=== Required work ===
Compile every line that includes the word "level".

=== Entries provided ===

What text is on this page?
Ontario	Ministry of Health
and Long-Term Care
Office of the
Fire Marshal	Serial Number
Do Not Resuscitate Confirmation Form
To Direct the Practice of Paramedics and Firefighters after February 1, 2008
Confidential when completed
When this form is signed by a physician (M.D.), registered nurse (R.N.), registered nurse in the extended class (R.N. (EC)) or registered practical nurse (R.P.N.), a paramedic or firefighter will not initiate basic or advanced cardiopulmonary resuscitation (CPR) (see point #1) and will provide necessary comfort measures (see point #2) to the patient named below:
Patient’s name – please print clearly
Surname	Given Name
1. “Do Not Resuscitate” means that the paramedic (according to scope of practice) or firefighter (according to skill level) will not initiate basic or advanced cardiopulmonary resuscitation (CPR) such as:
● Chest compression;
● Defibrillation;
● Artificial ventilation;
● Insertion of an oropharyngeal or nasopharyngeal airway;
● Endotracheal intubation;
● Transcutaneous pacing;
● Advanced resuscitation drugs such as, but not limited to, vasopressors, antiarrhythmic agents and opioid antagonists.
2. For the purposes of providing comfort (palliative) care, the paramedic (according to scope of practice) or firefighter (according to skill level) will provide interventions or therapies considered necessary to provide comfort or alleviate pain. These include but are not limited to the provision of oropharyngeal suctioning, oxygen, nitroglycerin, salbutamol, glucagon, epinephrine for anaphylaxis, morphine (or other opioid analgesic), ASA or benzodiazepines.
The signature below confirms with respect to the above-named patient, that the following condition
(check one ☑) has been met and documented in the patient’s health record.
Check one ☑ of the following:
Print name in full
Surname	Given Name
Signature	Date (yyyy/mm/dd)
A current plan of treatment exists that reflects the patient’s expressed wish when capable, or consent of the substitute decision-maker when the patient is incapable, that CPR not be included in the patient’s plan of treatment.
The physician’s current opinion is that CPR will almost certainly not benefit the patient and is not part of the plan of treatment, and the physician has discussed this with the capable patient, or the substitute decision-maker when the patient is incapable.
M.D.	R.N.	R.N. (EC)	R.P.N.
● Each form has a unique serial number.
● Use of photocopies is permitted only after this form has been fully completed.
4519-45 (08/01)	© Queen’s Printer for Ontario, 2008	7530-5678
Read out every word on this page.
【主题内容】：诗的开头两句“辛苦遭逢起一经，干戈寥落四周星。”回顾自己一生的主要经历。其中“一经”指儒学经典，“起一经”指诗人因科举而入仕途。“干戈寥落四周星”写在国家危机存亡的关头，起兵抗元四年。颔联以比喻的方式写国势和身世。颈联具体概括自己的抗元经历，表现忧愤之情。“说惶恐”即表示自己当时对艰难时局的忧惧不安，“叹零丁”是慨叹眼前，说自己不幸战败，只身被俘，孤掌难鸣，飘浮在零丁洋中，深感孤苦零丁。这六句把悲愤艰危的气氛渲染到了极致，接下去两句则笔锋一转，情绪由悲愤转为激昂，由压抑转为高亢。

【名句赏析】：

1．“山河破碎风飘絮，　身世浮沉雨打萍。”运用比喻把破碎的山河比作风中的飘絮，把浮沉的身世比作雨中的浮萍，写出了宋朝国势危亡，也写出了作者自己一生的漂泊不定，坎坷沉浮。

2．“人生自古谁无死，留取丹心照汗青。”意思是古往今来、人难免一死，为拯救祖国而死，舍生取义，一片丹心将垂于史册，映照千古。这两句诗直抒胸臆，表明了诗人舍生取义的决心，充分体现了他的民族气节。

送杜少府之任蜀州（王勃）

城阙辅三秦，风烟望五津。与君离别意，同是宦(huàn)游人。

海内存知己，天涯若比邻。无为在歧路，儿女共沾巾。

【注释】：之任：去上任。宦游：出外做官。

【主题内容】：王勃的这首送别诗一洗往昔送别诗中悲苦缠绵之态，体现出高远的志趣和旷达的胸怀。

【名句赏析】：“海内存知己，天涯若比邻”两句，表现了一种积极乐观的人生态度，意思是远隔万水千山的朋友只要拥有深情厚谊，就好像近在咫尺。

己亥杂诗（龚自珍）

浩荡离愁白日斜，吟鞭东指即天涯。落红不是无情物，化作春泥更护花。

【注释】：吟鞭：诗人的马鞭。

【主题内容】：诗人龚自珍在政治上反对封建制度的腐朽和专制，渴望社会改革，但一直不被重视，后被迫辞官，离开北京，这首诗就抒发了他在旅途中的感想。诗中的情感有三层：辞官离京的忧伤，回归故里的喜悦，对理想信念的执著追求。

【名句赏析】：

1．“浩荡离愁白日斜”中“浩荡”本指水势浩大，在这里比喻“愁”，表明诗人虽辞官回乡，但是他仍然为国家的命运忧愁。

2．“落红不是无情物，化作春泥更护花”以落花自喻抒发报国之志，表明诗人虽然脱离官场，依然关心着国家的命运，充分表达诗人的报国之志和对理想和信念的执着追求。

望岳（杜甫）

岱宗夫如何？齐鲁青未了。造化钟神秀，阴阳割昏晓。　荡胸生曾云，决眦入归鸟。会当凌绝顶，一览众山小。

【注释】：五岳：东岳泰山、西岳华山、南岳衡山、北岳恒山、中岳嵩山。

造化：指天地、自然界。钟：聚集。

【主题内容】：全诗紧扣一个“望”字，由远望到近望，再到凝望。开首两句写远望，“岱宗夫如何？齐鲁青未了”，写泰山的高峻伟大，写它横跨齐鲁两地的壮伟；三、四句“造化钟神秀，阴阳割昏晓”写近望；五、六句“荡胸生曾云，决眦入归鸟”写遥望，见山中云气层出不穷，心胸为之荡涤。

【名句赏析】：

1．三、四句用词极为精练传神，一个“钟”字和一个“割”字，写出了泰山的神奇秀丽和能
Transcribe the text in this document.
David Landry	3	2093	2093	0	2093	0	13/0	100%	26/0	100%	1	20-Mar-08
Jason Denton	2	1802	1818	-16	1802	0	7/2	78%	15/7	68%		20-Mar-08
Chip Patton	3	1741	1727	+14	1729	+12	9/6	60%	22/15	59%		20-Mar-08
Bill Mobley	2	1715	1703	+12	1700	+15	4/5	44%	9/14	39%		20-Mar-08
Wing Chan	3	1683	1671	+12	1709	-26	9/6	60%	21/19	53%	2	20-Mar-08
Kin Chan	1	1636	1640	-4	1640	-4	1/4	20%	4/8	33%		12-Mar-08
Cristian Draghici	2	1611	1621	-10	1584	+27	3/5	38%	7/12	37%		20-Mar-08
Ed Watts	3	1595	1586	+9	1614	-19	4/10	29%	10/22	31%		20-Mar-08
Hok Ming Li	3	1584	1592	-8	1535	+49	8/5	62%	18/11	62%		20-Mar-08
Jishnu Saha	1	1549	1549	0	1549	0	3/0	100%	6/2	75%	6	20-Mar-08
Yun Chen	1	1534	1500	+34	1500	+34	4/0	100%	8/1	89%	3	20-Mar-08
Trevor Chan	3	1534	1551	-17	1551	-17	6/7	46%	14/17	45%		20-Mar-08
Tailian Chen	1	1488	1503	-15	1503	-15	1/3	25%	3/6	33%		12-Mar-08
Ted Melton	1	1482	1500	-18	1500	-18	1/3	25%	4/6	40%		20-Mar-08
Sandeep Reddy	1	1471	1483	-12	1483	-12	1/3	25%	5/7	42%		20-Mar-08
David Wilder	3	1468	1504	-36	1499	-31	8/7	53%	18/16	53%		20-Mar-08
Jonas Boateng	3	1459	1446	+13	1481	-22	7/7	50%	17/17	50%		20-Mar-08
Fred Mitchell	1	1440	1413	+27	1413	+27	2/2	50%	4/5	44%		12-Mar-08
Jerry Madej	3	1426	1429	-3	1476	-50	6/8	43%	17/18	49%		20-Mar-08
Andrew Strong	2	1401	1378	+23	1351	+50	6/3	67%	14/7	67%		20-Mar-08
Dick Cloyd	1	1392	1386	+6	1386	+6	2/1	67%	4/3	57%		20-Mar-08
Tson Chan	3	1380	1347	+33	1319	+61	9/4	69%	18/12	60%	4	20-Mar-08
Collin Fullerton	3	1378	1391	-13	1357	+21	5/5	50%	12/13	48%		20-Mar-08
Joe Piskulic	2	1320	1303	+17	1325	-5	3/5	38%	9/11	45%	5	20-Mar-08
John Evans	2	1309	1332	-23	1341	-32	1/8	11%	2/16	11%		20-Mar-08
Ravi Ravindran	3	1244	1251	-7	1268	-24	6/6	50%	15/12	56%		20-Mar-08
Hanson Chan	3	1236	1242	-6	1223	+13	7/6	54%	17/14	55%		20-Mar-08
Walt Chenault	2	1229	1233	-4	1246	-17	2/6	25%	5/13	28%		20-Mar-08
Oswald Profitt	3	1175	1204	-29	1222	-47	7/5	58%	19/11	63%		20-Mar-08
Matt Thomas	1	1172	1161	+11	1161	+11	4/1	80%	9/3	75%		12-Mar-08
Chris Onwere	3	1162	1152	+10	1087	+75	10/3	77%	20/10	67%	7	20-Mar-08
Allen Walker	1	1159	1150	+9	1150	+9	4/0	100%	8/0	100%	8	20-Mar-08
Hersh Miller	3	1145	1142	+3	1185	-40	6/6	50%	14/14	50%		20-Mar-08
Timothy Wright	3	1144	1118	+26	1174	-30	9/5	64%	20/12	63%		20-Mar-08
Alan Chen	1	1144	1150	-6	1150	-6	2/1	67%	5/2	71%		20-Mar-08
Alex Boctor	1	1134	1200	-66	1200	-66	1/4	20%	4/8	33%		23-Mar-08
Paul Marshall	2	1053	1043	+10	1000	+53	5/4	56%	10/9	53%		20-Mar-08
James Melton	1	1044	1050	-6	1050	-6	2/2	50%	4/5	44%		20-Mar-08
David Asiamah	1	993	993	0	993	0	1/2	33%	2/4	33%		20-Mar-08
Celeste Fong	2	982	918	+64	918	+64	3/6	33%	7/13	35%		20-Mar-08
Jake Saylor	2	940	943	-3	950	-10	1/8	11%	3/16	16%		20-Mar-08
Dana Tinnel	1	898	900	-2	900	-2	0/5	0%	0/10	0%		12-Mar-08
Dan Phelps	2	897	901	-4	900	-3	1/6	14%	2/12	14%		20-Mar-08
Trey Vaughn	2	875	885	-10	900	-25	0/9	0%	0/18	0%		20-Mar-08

=== Solution to the problem ===
1. “Do Not Resuscitate” means that the paramedic (according to scope of practice) or firefighter (according to skill level) will not initiate basic or advanced cardiopulmonary resuscitation (CPR) such as:
2. For the purposes of providing comfort (palliative) care, the paramedic (according to scope of practice) or firefighter (according to skill level) will provide interventions or therapies considered necessary to provide comfort or alleviate pain. These include but are not limited to the provision of oropharyngeal suctioning, oxygen, nitroglycerin, salbutamol, glucagon, epinephrine for anaphylaxis, morphine (or other opioid analgesic), ASA or benzodiazepines.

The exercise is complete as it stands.